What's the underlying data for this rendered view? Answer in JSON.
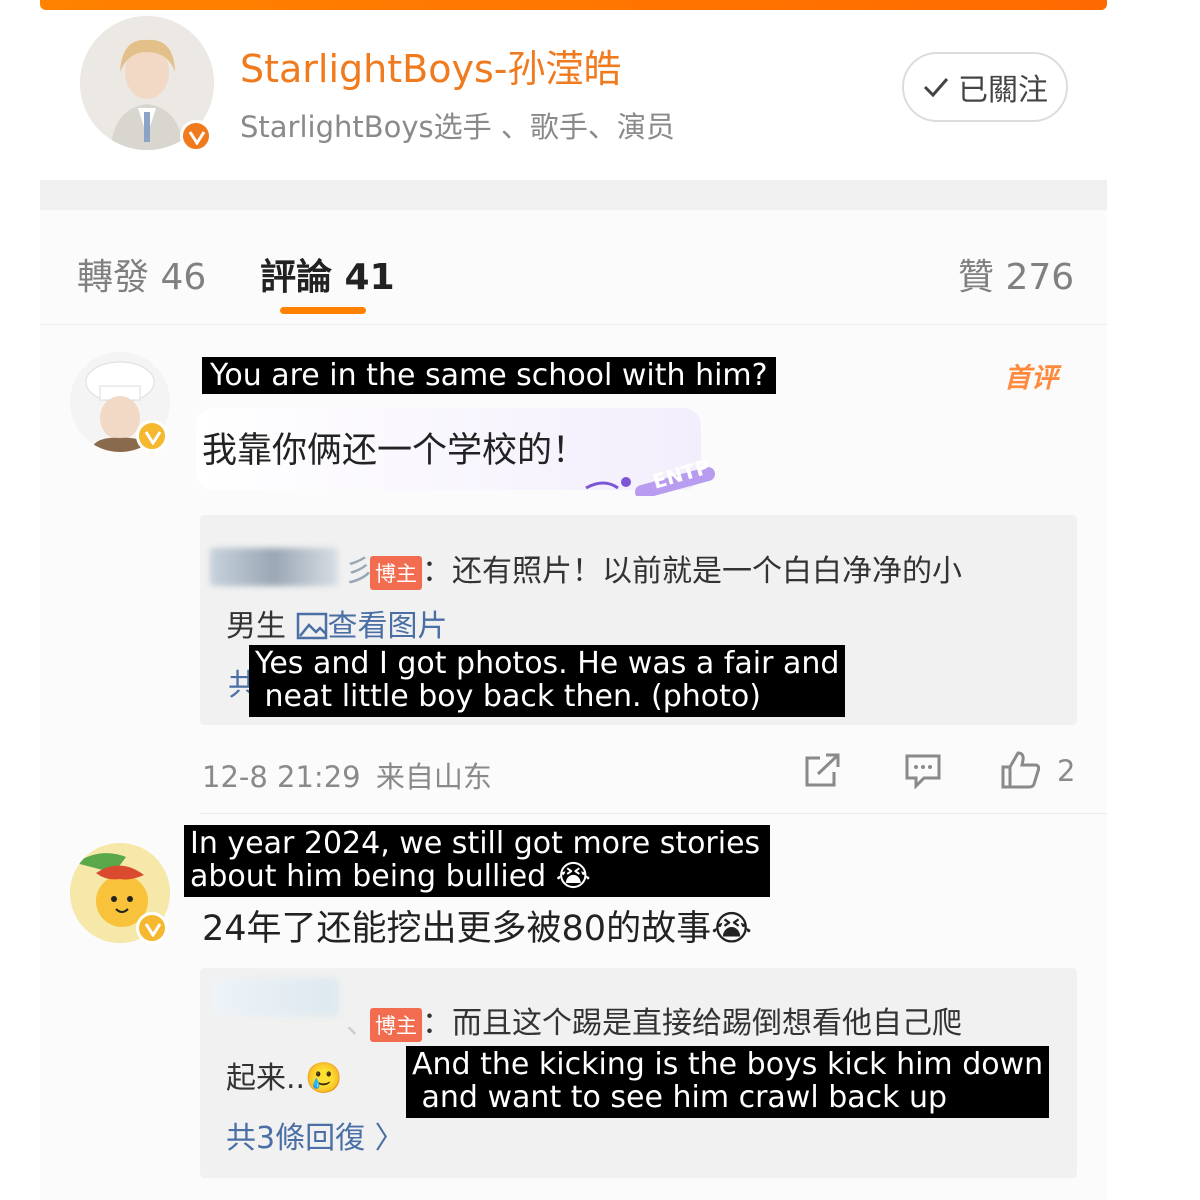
{
  "header": {
    "account_name": "StarlightBoys-孙滢皓",
    "account_desc": "StarlightBoys选手 、歌手、演员",
    "follow_label": "已關注"
  },
  "tabs": {
    "repost": "轉發 46",
    "comments": "評論 41",
    "likes": "贊 276"
  },
  "comments": [
    {
      "caption": "You are in the same school with him?",
      "badge": "首评",
      "text": "我靠你俩还一个学校的！",
      "sticker_text": "ENTP",
      "reply": {
        "owner_tag": "博主",
        "line1": "：还有照片！以前就是一个白白净净的小",
        "line2": "男生",
        "view_images": "查看图片",
        "partial_char": "共"
      },
      "caption2": "Yes and I got photos. He was a fair and\n neat little boy back then. (photo)",
      "time": "12-8 21:29",
      "location": "来自山东",
      "like_count": "2"
    },
    {
      "caption": "In year 2024, we still got more stories\nabout him being bullied 😭",
      "text": "24年了还能挖出更多被80的故事😭",
      "reply": {
        "owner_tag": "博主",
        "line1": "：而且这个踢是直接给踢倒想看他自己爬",
        "line2": "起来..🥲",
        "more": "共3條回復 〉"
      },
      "caption2": "And the kicking is the boys kick him down\n and want to see him crawl back up"
    }
  ],
  "colors": {
    "accent": "#ff8200",
    "name_orange": "#f07a1e",
    "owner_tag": "#f26c4f",
    "link_blue": "#4a6fa5"
  }
}
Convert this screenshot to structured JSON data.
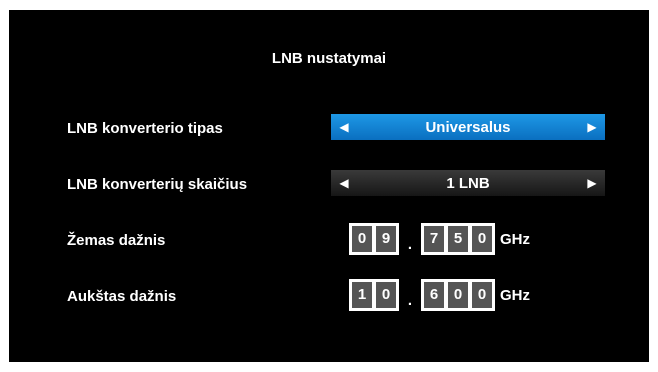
{
  "title": "LNB nustatymai",
  "rows": [
    {
      "label": "LNB konverterio tipas",
      "value": "Universalus"
    },
    {
      "label": "LNB konverterių skaičius",
      "value": "1 LNB"
    },
    {
      "label": "Žemas dažnis",
      "int": [
        "0",
        "9"
      ],
      "sep": ".",
      "frac": [
        "7",
        "5",
        "0"
      ],
      "unit": "GHz"
    },
    {
      "label": "Aukštas dažnis",
      "int": [
        "1",
        "0"
      ],
      "sep": ".",
      "frac": [
        "6",
        "0",
        "0"
      ],
      "unit": "GHz"
    }
  ],
  "icons": {
    "left": "arrow-left-icon",
    "right": "arrow-right-icon"
  },
  "colors": {
    "active": "#1a8ad8",
    "background": "#000000",
    "digit": "#555555"
  }
}
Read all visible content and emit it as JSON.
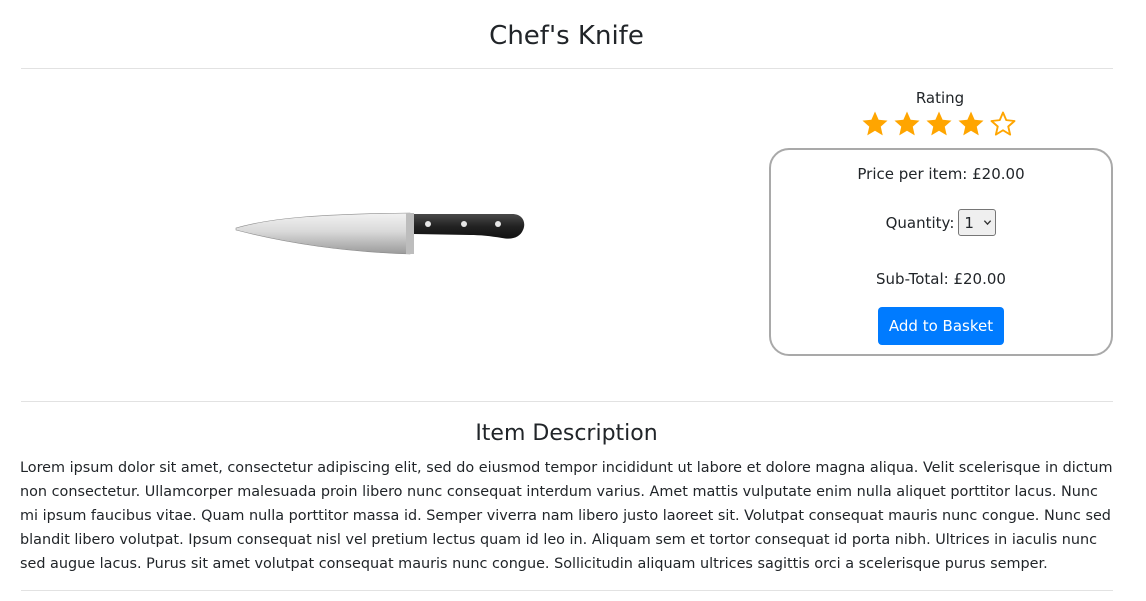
{
  "product": {
    "title": "Chef's Knife",
    "image_alt": "chef-knife"
  },
  "rating": {
    "label": "Rating",
    "value": 4,
    "max": 5,
    "star_color": "#FFA500"
  },
  "purchase": {
    "price_label": "Price per item: £20.00",
    "quantity_label": "Quantity:",
    "quantity_value": "1",
    "subtotal_label": "Sub-Total: £20.00",
    "add_button_label": "Add to Basket",
    "button_color": "#007bff"
  },
  "description": {
    "heading": "Item Description",
    "text": "Lorem ipsum dolor sit amet, consectetur adipiscing elit, sed do eiusmod tempor incididunt ut labore et dolore magna aliqua. Velit scelerisque in dictum non consectetur. Ullamcorper malesuada proin libero nunc consequat interdum varius. Amet mattis vulputate enim nulla aliquet porttitor lacus. Nunc mi ipsum faucibus vitae. Quam nulla porttitor massa id. Semper viverra nam libero justo laoreet sit. Volutpat consequat mauris nunc congue. Nunc sed blandit libero volutpat. Ipsum consequat nisl vel pretium lectus quam id leo in. Aliquam sem et tortor consequat id porta nibh. Ultrices in iaculis nunc sed augue lacus. Purus sit amet volutpat consequat mauris nunc congue. Sollicitudin aliquam ultrices sagittis orci a scelerisque purus semper."
  }
}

★ ★ ★ ★

Aim. Repeat the material above verbatim, with no pictures in the output.

Solved exercise.
What's the underlying data for this rendered view? Answer in JSON.
{
  "header": {
    "account_name": "StarlightBoys-孙滢皓",
    "account_desc": "StarlightBoys选手 、歌手、演员",
    "follow_label": "已關注"
  },
  "tabs": {
    "repost": "轉發 46",
    "comments": "評論 41",
    "likes": "贊 276"
  },
  "comments": [
    {
      "caption": "You are in the same school with him?",
      "badge": "首评",
      "text": "我靠你俩还一个学校的！",
      "sticker_text": "ENTP",
      "reply": {
        "owner_tag": "博主",
        "line1": "：还有照片！以前就是一个白白净净的小",
        "line2": "男生",
        "view_images": "查看图片",
        "partial_char": "共"
      },
      "caption2": "Yes and I got photos. He was a fair and\n neat little boy back then. (photo)",
      "time": "12-8 21:29",
      "location": "来自山东",
      "like_count": "2"
    },
    {
      "caption": "In year 2024, we still got more stories\nabout him being bullied 😭",
      "text": "24年了还能挖出更多被80的故事😭",
      "reply": {
        "owner_tag": "博主",
        "line1": "：而且这个踢是直接给踢倒想看他自己爬",
        "line2": "起来..🥲",
        "more": "共3條回復 〉"
      },
      "caption2": "And the kicking is the boys kick him down\n and want to see him crawl back up"
    }
  ],
  "colors": {
    "accent": "#ff8200",
    "name_orange": "#f07a1e",
    "owner_tag": "#f26c4f",
    "link_blue": "#4a6fa5"
  }
}
Convert this screenshot to structured JSON data.
{
  "title": "LNB nustatymai",
  "rows": [
    {
      "label": "LNB konverterio tipas",
      "value": "Universalus"
    },
    {
      "label": "LNB konverterių skaičius",
      "value": "1 LNB"
    },
    {
      "label": "Žemas dažnis",
      "int": [
        "0",
        "9"
      ],
      "sep": ".",
      "frac": [
        "7",
        "5",
        "0"
      ],
      "unit": "GHz"
    },
    {
      "label": "Aukštas dažnis",
      "int": [
        "1",
        "0"
      ],
      "sep": ".",
      "frac": [
        "6",
        "0",
        "0"
      ],
      "unit": "GHz"
    }
  ],
  "icons": {
    "left": "arrow-left-icon",
    "right": "arrow-right-icon"
  },
  "colors": {
    "active": "#1a8ad8",
    "background": "#000000",
    "digit": "#555555"
  }
}
Read all visible content and emit it as JSON.
{
  "product": {
    "title": "Chef's Knife",
    "image_alt": "chef-knife"
  },
  "rating": {
    "label": "Rating",
    "value": 4,
    "max": 5,
    "star_color": "#FFA500"
  },
  "purchase": {
    "price_label": "Price per item: £20.00",
    "quantity_label": "Quantity:",
    "quantity_value": "1",
    "subtotal_label": "Sub-Total: £20.00",
    "add_button_label": "Add to Basket",
    "button_color": "#007bff"
  },
  "description": {
    "heading": "Item Description",
    "text": "Lorem ipsum dolor sit amet, consectetur adipiscing elit, sed do eiusmod tempor incididunt ut labore et dolore magna aliqua. Velit scelerisque in dictum non consectetur. Ullamcorper malesuada proin libero nunc consequat interdum varius. Amet mattis vulputate enim nulla aliquet porttitor lacus. Nunc mi ipsum faucibus vitae. Quam nulla porttitor massa id. Semper viverra nam libero justo laoreet sit. Volutpat consequat mauris nunc congue. Nunc sed blandit libero volutpat. Ipsum consequat nisl vel pretium lectus quam id leo in. Aliquam sem et tortor consequat id porta nibh. Ultrices in iaculis nunc sed augue lacus. Purus sit amet volutpat consequat mauris nunc congue. Sollicitudin aliquam ultrices sagittis orci a scelerisque purus semper."
  }
}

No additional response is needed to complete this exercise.